Task to complete: Gather up the lines that contain "THREE".

_ _ _ _

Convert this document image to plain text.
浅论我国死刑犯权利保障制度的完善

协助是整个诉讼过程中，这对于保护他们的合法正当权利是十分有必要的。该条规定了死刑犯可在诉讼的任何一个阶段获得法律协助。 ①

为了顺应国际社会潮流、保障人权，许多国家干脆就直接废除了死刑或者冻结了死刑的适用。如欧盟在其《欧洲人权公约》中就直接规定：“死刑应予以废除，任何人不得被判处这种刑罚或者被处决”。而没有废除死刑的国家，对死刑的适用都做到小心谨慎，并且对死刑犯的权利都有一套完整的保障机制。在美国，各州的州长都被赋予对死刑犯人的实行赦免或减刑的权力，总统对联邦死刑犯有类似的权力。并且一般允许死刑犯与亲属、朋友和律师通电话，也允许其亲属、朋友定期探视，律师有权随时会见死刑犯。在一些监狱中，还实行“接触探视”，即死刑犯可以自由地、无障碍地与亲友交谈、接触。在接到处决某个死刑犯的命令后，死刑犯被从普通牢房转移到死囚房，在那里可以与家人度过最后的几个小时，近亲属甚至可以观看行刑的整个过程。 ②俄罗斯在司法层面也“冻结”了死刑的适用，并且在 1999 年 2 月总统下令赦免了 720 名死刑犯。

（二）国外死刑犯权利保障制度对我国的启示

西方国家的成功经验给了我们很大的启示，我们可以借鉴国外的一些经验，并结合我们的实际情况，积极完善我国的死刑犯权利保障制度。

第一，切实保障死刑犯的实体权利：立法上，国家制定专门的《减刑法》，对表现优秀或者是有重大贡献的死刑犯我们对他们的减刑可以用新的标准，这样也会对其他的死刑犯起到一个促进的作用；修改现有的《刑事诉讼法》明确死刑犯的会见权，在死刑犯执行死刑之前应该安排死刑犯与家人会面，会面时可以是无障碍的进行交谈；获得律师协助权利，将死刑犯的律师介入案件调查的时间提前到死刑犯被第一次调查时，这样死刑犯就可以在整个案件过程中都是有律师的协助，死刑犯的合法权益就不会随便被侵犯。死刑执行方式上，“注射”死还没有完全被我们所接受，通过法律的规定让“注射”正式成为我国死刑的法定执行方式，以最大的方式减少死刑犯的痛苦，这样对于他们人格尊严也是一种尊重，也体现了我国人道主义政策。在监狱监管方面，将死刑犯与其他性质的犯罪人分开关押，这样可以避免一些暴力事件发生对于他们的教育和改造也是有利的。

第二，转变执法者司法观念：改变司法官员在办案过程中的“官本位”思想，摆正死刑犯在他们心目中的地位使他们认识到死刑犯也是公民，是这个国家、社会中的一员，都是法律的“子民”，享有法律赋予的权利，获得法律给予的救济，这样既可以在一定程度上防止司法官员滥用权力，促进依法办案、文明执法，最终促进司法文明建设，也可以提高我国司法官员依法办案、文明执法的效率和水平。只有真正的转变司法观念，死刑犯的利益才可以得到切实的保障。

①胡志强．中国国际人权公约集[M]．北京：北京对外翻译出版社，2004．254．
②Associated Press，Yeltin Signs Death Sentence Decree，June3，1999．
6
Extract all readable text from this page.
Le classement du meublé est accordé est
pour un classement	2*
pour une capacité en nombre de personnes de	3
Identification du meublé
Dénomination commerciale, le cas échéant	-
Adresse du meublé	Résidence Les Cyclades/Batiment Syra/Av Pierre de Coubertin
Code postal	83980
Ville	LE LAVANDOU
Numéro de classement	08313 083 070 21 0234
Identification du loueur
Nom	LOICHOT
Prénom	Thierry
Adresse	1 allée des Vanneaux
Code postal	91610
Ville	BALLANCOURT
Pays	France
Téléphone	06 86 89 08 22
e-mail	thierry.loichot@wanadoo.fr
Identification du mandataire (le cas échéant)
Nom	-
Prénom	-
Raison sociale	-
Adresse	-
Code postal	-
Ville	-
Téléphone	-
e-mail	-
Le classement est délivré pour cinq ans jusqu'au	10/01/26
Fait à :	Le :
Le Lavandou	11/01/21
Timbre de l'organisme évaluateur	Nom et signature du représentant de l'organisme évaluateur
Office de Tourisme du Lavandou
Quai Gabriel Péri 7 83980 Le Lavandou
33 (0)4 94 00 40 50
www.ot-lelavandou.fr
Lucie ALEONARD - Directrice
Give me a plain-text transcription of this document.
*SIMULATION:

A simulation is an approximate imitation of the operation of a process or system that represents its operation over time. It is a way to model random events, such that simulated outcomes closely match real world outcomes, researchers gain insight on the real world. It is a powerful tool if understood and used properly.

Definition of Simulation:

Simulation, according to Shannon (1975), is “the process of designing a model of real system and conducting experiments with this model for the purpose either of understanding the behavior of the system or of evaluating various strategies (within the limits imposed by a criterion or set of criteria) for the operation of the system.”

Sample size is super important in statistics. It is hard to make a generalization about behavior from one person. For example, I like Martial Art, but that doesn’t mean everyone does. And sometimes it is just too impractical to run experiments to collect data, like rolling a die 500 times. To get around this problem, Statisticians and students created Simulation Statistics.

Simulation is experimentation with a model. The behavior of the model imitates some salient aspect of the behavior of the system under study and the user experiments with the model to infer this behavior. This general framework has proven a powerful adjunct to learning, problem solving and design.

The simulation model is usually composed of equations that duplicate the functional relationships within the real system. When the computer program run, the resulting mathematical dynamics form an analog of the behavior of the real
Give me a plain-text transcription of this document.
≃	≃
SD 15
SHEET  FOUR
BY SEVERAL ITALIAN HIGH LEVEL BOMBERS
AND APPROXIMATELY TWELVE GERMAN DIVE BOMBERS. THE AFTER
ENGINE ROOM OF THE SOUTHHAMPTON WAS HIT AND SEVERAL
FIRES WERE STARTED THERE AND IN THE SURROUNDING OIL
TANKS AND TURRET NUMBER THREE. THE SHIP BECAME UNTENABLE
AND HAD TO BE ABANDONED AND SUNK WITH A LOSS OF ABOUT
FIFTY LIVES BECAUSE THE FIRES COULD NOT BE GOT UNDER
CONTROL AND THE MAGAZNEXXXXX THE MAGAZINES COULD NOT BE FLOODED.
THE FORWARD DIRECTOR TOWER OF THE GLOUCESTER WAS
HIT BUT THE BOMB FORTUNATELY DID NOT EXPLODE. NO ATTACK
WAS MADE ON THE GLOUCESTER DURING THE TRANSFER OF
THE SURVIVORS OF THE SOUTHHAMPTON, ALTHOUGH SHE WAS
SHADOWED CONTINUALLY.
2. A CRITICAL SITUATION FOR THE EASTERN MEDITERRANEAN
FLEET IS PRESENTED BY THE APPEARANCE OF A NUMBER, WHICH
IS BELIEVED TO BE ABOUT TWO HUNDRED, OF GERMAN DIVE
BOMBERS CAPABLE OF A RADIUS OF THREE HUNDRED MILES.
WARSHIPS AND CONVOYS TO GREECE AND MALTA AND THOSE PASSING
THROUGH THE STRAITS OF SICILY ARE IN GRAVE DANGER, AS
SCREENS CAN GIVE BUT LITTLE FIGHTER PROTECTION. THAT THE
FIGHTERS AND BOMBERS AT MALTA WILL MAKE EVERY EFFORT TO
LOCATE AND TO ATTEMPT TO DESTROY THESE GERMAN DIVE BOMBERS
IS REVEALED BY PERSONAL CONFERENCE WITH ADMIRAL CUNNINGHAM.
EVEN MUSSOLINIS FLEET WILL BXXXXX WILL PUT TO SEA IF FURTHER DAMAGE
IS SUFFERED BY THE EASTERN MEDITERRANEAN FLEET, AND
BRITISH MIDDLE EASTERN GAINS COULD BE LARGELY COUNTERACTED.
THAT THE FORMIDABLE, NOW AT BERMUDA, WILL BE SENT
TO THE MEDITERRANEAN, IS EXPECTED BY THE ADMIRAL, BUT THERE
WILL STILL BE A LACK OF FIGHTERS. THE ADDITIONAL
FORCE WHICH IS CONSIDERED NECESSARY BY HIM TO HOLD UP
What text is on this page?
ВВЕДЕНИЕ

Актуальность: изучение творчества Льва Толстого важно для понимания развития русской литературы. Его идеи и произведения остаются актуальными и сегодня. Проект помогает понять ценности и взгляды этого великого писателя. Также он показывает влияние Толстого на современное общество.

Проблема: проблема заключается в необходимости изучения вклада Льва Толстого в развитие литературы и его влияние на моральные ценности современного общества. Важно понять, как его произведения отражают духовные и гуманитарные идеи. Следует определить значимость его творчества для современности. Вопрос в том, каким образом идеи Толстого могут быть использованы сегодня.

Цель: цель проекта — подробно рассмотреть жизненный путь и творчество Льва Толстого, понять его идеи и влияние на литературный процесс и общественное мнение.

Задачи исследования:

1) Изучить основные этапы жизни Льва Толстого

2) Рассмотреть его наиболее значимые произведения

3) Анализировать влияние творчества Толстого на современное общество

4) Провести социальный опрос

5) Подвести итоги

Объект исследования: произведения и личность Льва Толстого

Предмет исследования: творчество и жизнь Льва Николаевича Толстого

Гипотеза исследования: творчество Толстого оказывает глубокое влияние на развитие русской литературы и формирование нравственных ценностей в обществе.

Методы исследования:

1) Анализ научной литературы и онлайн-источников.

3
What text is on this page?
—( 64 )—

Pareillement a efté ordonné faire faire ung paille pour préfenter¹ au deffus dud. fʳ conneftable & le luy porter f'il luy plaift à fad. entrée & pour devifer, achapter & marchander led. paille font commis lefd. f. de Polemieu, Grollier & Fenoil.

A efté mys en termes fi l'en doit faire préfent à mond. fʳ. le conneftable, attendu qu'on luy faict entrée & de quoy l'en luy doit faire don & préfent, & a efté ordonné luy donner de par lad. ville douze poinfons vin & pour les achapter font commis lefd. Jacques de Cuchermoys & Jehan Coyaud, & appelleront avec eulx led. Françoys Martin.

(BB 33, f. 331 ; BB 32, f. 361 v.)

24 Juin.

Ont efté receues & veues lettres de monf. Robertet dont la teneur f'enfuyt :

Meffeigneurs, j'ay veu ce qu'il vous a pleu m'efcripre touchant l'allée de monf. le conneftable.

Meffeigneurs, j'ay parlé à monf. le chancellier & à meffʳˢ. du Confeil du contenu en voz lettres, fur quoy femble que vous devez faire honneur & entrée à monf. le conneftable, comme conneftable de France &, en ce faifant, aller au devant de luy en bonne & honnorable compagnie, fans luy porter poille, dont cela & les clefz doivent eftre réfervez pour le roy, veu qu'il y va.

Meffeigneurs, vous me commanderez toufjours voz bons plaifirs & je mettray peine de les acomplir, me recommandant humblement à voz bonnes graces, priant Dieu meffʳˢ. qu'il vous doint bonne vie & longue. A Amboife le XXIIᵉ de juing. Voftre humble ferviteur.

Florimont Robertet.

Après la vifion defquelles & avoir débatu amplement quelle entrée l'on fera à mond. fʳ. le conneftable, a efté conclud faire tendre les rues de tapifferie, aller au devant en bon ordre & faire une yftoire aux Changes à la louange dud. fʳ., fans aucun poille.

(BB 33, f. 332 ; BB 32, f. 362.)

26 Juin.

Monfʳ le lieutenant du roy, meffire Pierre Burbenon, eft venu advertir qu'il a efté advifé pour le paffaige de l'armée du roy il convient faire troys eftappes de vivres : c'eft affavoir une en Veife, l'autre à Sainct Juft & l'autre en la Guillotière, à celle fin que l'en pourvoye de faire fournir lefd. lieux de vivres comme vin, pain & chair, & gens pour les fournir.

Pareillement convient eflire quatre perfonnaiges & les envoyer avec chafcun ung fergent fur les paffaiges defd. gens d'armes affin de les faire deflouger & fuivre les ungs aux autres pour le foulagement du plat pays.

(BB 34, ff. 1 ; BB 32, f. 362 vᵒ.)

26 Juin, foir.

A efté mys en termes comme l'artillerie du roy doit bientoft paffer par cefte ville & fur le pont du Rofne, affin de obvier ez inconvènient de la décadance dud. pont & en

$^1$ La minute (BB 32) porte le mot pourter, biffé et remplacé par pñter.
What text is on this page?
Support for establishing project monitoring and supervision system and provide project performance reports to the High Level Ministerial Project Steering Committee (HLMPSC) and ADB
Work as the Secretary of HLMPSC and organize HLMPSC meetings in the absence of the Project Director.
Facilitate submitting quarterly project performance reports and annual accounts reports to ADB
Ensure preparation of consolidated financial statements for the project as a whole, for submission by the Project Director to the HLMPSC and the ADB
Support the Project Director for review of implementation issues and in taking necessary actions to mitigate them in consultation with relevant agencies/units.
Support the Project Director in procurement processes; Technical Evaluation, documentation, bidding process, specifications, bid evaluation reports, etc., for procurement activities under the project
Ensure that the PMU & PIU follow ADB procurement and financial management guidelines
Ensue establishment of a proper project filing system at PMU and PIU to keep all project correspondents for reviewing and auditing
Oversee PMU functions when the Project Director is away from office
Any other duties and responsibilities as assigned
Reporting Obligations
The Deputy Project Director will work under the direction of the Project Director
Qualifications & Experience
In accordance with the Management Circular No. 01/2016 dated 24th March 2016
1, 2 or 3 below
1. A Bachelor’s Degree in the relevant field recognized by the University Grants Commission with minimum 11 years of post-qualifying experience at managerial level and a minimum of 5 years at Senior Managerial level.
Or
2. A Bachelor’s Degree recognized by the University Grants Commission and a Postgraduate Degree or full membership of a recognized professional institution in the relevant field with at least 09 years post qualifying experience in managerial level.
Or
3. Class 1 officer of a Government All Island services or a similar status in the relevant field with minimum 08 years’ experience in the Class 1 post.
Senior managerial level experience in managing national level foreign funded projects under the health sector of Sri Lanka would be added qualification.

_ _ _ _

Exercise result:
TANKS AND TURRET NUMBER THREE. THE SHIP BECAME UNTENABLE
BOMBERS CAPABLE OF A RADIUS OF THREE HUNDRED MILES.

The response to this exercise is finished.